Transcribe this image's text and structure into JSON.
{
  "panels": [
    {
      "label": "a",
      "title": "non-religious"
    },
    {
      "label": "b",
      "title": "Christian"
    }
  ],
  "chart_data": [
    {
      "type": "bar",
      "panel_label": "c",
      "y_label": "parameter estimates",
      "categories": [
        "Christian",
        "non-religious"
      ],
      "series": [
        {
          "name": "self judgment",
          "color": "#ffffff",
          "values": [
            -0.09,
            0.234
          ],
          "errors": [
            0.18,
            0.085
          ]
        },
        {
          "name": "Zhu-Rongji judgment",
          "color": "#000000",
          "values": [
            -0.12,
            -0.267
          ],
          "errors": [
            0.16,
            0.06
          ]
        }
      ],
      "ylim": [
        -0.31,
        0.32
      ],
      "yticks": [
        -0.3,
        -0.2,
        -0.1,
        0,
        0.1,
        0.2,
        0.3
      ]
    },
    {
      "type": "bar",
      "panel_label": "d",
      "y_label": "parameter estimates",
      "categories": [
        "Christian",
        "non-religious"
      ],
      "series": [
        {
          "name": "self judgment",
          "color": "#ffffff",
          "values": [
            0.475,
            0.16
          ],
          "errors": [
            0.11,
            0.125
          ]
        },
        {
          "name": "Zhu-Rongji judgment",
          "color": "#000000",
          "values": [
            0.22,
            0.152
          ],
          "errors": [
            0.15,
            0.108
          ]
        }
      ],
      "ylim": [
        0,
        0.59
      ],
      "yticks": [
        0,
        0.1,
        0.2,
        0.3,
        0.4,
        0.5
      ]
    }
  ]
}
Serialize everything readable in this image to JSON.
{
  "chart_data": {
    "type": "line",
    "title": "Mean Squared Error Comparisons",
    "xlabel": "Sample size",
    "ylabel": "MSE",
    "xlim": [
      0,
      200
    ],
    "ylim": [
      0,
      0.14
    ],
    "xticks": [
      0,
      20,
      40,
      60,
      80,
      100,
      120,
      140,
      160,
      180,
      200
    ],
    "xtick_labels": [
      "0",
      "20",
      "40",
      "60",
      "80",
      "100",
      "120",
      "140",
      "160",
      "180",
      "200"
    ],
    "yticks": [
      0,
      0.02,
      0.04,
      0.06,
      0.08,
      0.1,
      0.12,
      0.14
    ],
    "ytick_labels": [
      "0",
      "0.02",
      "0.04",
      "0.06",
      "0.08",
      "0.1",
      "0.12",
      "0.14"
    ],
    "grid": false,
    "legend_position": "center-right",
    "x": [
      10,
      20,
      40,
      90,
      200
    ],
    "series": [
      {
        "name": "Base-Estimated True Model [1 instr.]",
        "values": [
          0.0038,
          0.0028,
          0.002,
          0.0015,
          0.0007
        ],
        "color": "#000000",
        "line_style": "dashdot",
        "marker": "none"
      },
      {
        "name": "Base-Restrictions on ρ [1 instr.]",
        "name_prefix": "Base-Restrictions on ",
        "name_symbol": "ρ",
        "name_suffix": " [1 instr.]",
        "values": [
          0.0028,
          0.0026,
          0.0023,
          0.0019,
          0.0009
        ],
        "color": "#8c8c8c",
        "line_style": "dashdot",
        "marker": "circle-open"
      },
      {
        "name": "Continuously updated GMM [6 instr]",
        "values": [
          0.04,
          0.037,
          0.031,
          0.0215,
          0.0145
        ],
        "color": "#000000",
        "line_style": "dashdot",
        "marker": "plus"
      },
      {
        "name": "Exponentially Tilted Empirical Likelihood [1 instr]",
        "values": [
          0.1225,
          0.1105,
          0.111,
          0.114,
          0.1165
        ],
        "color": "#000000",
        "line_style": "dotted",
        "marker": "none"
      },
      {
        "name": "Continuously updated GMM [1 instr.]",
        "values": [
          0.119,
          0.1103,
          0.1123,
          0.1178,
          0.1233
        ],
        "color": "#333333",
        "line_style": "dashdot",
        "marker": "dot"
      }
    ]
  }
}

+ + +

Transcribe the whole listing with nothing added or left out.

Transcribe this image's text and structure into JSON.
{
  "panels": [
    {
      "label": "a",
      "title": "non-religious"
    },
    {
      "label": "b",
      "title": "Christian"
    }
  ],
  "chart_data": [
    {
      "type": "bar",
      "panel_label": "c",
      "y_label": "parameter estimates",
      "categories": [
        "Christian",
        "non-religious"
      ],
      "series": [
        {
          "name": "self judgment",
          "color": "#ffffff",
          "values": [
            -0.09,
            0.234
          ],
          "errors": [
            0.18,
            0.085
          ]
        },
        {
          "name": "Zhu-Rongji judgment",
          "color": "#000000",
          "values": [
            -0.12,
            -0.267
          ],
          "errors": [
            0.16,
            0.06
          ]
        }
      ],
      "ylim": [
        -0.31,
        0.32
      ],
      "yticks": [
        -0.3,
        -0.2,
        -0.1,
        0,
        0.1,
        0.2,
        0.3
      ]
    },
    {
      "type": "bar",
      "panel_label": "d",
      "y_label": "parameter estimates",
      "categories": [
        "Christian",
        "non-religious"
      ],
      "series": [
        {
          "name": "self judgment",
          "color": "#ffffff",
          "values": [
            0.475,
            0.16
          ],
          "errors": [
            0.11,
            0.125
          ]
        },
        {
          "name": "Zhu-Rongji judgment",
          "color": "#000000",
          "values": [
            0.22,
            0.152
          ],
          "errors": [
            0.15,
            0.108
          ]
        }
      ],
      "ylim": [
        0,
        0.59
      ],
      "yticks": [
        0,
        0.1,
        0.2,
        0.3,
        0.4,
        0.5
      ]
    }
  ]
}
Serialize everything readable in this image to JSON.
{
  "chart_data": {
    "type": "line",
    "title": "Mean Squared Error Comparisons",
    "xlabel": "Sample size",
    "ylabel": "MSE",
    "xlim": [
      0,
      200
    ],
    "ylim": [
      0,
      0.14
    ],
    "xticks": [
      0,
      20,
      40,
      60,
      80,
      100,
      120,
      140,
      160,
      180,
      200
    ],
    "xtick_labels": [
      "0",
      "20",
      "40",
      "60",
      "80",
      "100",
      "120",
      "140",
      "160",
      "180",
      "200"
    ],
    "yticks": [
      0,
      0.02,
      0.04,
      0.06,
      0.08,
      0.1,
      0.12,
      0.14
    ],
    "ytick_labels": [
      "0",
      "0.02",
      "0.04",
      "0.06",
      "0.08",
      "0.1",
      "0.12",
      "0.14"
    ],
    "grid": false,
    "legend_position": "center-right",
    "x": [
      10,
      20,
      40,
      90,
      200
    ],
    "series": [
      {
        "name": "Base-Estimated True Model [1 instr.]",
        "values": [
          0.0038,
          0.0028,
          0.002,
          0.0015,
          0.0007
        ],
        "color": "#000000",
        "line_style": "dashdot",
        "marker": "none"
      },
      {
        "name": "Base-Restrictions on ρ [1 instr.]",
        "name_prefix": "Base-Restrictions on ",
        "name_symbol": "ρ",
        "name_suffix": " [1 instr.]",
        "values": [
          0.0028,
          0.0026,
          0.0023,
          0.0019,
          0.0009
        ],
        "color": "#8c8c8c",
        "line_style": "dashdot",
        "marker": "circle-open"
      },
      {
        "name": "Continuously updated GMM [6 instr]",
        "values": [
          0.04,
          0.037,
          0.031,
          0.0215,
          0.0145
        ],
        "color": "#000000",
        "line_style": "dashdot",
        "marker": "plus"
      },
      {
        "name": "Exponentially Tilted Empirical Likelihood [1 instr]",
        "values": [
          0.1225,
          0.1105,
          0.111,
          0.114,
          0.1165
        ],
        "color": "#000000",
        "line_style": "dotted",
        "marker": "none"
      },
      {
        "name": "Continuously updated GMM [1 instr.]",
        "values": [
          0.119,
          0.1103,
          0.1123,
          0.1178,
          0.1233
        ],
        "color": "#333333",
        "line_style": "dashdot",
        "marker": "dot"
      }
    ]
  }
}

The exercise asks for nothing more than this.